*DOCUMENT EXTRACT*.
◇ ◇ ◇
So even if C was faster:-) we would stay with our macro assembler.
And Genim2 is slow on a 25mhz A3000, but I work when its running and I
dont need mutch cycle to read/write :-)
Genim2 is reliable and not 'overkilled', that's all.

And when I think of C I think only of 15% slower for general coding
and asm for crytical parts...

And if Matthew Dillon was think of doing a macro assembler... Could he
use a library for the instruction decoding? I think string gadget sould
be able to do calculation.

sschaem@starnet.uucp (Stephan Schaem) (04/02/91)

 Making run C fast require knowledge of the CPU you run on.
 Register usage, and couple look at the code created to see what
 is actually compiled...
 And use precalculation, tables, etc.
 See where I'm getting?

							Stephan.

BAXTER_A@wehi.dn.mu.oz (04/02/91)

In article <mykes.0476@amiga0.SF-Bay.ORG>, mykes@amiga0.SF-Bay.ORG (Mike Schwartz) writes:
> 
> Is soundtracker PD?  You get what you pay for.


Any one who has had the oportunity to compare BGraphics with Multiplot will
know that in no sense of the words do you necessarily "get what you pay for"
when it comes to commercial software.
◇ ◇ ◇
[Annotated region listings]

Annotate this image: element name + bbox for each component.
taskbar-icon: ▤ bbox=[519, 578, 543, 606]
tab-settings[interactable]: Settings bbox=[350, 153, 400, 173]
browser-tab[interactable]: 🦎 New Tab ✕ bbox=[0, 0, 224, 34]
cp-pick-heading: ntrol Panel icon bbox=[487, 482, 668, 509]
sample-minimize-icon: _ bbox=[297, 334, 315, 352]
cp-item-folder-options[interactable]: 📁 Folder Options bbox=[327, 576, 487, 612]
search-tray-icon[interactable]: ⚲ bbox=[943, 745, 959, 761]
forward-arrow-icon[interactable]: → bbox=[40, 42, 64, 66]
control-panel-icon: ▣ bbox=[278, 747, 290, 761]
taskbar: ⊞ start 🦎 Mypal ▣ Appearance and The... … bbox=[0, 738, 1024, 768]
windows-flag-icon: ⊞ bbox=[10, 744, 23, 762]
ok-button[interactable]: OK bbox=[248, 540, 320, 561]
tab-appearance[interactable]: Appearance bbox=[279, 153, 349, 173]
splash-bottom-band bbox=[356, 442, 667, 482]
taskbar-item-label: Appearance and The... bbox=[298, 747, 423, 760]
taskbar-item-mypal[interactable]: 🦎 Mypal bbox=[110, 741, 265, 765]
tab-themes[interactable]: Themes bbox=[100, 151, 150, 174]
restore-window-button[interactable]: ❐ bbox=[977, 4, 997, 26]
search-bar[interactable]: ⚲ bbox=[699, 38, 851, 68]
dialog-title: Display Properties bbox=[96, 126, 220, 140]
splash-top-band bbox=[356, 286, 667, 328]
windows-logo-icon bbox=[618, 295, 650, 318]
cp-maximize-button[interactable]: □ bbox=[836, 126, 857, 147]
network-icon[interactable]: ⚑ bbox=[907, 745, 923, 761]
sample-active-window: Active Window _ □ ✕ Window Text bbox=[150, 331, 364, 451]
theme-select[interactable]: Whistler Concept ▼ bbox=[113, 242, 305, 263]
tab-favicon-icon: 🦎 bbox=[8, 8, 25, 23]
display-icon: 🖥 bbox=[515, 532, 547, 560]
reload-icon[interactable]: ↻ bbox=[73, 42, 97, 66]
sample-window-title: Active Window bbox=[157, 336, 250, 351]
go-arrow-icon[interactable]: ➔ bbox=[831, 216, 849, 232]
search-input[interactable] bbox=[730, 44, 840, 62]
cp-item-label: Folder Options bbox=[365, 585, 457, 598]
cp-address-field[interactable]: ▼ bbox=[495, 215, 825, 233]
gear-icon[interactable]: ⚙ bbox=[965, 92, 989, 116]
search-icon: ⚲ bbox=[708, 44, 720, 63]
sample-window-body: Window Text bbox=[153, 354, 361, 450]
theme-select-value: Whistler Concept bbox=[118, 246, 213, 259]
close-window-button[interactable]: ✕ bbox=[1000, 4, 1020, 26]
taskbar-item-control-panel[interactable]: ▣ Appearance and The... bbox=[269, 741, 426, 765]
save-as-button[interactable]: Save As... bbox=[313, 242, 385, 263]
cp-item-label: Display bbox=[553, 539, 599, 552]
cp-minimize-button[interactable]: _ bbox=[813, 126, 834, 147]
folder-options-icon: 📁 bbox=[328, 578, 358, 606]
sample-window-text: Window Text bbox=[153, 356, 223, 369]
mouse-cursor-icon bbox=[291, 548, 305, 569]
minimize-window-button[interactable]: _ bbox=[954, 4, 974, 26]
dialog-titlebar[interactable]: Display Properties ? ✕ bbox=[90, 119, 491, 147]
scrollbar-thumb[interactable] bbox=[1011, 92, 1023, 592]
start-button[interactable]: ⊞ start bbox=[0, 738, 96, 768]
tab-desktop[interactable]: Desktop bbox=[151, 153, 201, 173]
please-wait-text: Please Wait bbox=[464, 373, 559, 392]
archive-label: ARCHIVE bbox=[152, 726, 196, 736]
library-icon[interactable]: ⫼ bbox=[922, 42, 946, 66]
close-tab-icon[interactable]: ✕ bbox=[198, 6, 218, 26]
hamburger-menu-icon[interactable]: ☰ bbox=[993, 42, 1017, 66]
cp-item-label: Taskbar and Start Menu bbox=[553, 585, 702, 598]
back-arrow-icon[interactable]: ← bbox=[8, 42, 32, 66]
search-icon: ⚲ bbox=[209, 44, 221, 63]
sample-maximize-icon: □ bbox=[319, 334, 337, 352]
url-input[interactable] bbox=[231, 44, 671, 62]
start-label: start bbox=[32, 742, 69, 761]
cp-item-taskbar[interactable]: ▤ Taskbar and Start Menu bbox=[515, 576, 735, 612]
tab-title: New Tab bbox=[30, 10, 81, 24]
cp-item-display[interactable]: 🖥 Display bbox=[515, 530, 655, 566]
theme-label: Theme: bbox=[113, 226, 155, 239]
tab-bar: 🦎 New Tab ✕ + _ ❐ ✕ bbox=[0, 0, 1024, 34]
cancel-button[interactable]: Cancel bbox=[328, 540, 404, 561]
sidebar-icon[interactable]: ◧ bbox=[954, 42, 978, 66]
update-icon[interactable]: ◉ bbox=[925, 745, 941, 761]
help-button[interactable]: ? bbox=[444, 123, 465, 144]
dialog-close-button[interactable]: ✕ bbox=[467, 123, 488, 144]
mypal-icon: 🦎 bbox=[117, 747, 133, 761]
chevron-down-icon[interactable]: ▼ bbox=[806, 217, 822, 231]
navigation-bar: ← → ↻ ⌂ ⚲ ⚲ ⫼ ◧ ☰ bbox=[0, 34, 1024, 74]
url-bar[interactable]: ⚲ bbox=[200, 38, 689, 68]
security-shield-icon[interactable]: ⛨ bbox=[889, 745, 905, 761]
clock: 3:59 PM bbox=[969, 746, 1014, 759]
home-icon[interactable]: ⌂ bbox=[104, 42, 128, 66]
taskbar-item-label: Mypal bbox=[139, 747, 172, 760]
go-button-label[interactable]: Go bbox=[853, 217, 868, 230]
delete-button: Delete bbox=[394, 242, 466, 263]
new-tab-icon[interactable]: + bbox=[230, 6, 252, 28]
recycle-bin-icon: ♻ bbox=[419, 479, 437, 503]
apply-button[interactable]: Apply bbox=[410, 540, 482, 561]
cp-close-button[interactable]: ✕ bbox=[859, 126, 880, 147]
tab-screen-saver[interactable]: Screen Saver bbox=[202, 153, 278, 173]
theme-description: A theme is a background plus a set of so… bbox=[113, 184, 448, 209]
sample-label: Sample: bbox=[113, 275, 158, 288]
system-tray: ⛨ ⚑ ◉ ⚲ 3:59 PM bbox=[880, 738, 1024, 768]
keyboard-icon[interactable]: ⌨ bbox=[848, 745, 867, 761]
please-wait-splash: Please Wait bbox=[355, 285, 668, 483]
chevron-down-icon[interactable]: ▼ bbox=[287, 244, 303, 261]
◇ ◇ ◇
*WHAT TO WORK ON*. Pick up the forum thread about assembler, C, and software on the Amiga after its last sentence, and continue it in the same style.

*THE RESULT*.
Regards Alan

jdickson@jato.jpl.nasa.gov (Jeff Dickson) (04/03/91)

In article <holgerl.0703@amiux.UUCP> holgerl@amiux.UUCP (Holger Lubitz) writes:
>In article <mykes.0926@amiga0.SF-Bay.ORG> mykes@amiga0.SF-Bay.ORG (Mike Schwartz) writes:
>>As far as 'C' goes, I have stepped through enough disassembled 'C' code to
>>see enough.  How much RAM is wasted on LINK, UNLK instructions?  How many
>>cycles are wasted by pushing arguments on the stack to call a subroutine?
>>How many cycles are wasted by calling a "glue" routine?  How many cycles
>>and bytes are wasted by fixing up the stack after each and every subroutine
>>returns?  How much stack do you need to allow for all the dynamic allocation
>>of local variables?
>
>What kind of disassembled 'C' code did you step through ? I suppose
>it was Greenhills C or some other ancient compiler.
>Optimized code from recent C compilers like SAS 5.10a doesn't do this, if you
>don't want it to. You can pass parameters through registers, eliminating the
>need to pass them via stack and also making glue routines obsolete.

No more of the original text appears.